Report each line of the data that has "name" somewhere in it.

▼▼▼

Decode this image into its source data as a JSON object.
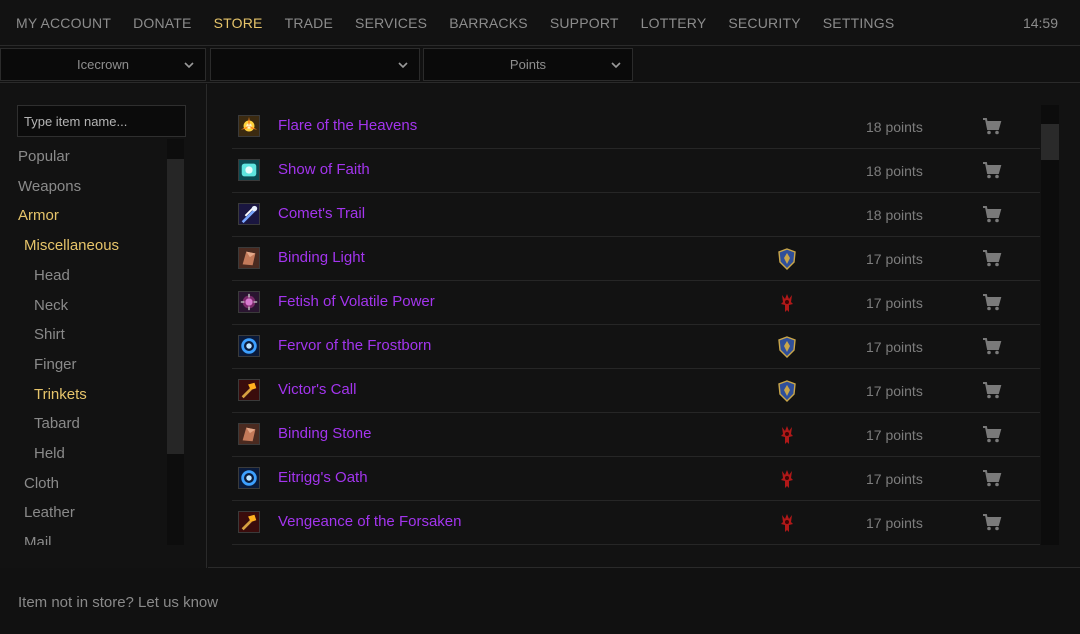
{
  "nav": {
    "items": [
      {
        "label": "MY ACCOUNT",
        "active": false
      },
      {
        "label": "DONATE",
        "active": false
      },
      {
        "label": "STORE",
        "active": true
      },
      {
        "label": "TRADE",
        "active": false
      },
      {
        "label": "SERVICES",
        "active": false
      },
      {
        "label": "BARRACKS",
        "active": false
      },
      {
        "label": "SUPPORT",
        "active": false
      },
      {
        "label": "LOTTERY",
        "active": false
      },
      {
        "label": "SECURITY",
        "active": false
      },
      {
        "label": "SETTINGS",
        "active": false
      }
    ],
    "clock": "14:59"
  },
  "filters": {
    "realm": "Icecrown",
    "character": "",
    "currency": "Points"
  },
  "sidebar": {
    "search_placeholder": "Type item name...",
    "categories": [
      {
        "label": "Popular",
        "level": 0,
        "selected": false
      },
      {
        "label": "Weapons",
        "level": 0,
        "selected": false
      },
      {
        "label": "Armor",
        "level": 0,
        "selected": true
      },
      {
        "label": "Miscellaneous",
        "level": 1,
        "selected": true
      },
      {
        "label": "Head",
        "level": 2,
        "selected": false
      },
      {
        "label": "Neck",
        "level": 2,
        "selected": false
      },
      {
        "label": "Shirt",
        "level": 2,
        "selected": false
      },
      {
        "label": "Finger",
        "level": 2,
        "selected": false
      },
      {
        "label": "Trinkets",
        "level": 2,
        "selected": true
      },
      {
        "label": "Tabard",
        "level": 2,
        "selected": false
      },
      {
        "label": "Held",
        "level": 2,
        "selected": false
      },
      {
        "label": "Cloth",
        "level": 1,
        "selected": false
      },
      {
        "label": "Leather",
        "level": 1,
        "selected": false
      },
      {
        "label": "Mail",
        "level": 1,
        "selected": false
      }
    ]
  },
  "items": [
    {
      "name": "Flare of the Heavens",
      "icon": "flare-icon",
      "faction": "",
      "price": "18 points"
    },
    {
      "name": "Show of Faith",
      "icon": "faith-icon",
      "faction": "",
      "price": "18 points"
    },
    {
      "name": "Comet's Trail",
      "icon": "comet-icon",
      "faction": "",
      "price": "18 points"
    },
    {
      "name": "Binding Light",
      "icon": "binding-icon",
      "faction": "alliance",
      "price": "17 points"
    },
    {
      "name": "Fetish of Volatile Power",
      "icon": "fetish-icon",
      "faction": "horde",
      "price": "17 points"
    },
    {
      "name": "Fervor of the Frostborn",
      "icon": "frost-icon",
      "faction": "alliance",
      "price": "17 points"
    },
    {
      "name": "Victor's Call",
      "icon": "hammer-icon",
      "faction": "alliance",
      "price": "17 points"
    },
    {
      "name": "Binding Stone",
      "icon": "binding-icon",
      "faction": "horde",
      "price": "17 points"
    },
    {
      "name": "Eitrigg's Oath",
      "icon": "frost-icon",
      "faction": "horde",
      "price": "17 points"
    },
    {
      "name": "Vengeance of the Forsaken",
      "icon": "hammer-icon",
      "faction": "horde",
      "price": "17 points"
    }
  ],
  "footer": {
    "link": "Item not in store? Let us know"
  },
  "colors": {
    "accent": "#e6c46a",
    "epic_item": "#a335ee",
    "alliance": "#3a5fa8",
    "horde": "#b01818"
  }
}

▲▲▲
▼▼▼

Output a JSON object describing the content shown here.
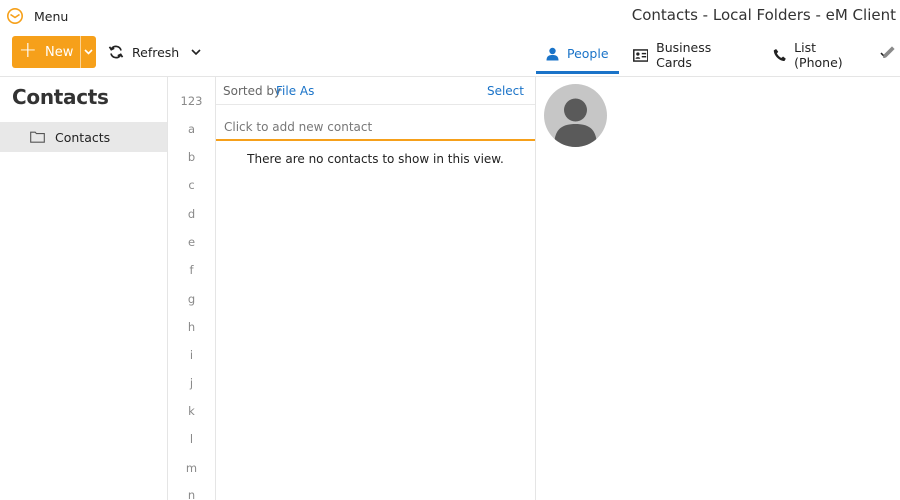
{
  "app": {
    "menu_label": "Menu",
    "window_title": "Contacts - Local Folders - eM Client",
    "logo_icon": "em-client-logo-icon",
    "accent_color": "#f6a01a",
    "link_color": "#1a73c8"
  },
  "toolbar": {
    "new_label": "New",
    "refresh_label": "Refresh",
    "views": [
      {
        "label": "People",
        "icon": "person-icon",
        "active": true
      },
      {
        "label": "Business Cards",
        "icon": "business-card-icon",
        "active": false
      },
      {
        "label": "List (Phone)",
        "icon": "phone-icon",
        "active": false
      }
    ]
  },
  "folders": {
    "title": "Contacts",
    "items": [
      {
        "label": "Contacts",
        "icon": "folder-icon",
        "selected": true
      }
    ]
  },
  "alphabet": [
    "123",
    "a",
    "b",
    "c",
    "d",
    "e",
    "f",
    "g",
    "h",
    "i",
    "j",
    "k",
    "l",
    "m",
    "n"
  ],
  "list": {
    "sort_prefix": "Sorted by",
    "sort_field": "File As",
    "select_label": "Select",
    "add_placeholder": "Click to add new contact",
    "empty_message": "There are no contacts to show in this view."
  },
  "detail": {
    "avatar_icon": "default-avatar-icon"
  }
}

▲▲▲

- _WORKED ANSWER_
    "search_placeholder": "Type item name...",
      "name": "Flare of the Heavens",
      "name": "Show of Faith",
      "name": "Comet's Trail",
      "name": "Binding Light",
      "name": "Fetish of Volatile Power",
      "name": "Fervor of the Frostborn",
      "name": "Victor's Call",
      "name": "Binding Stone",
      "name": "Eitrigg's Oath",
      "name": "Vengeance of the Forsaken",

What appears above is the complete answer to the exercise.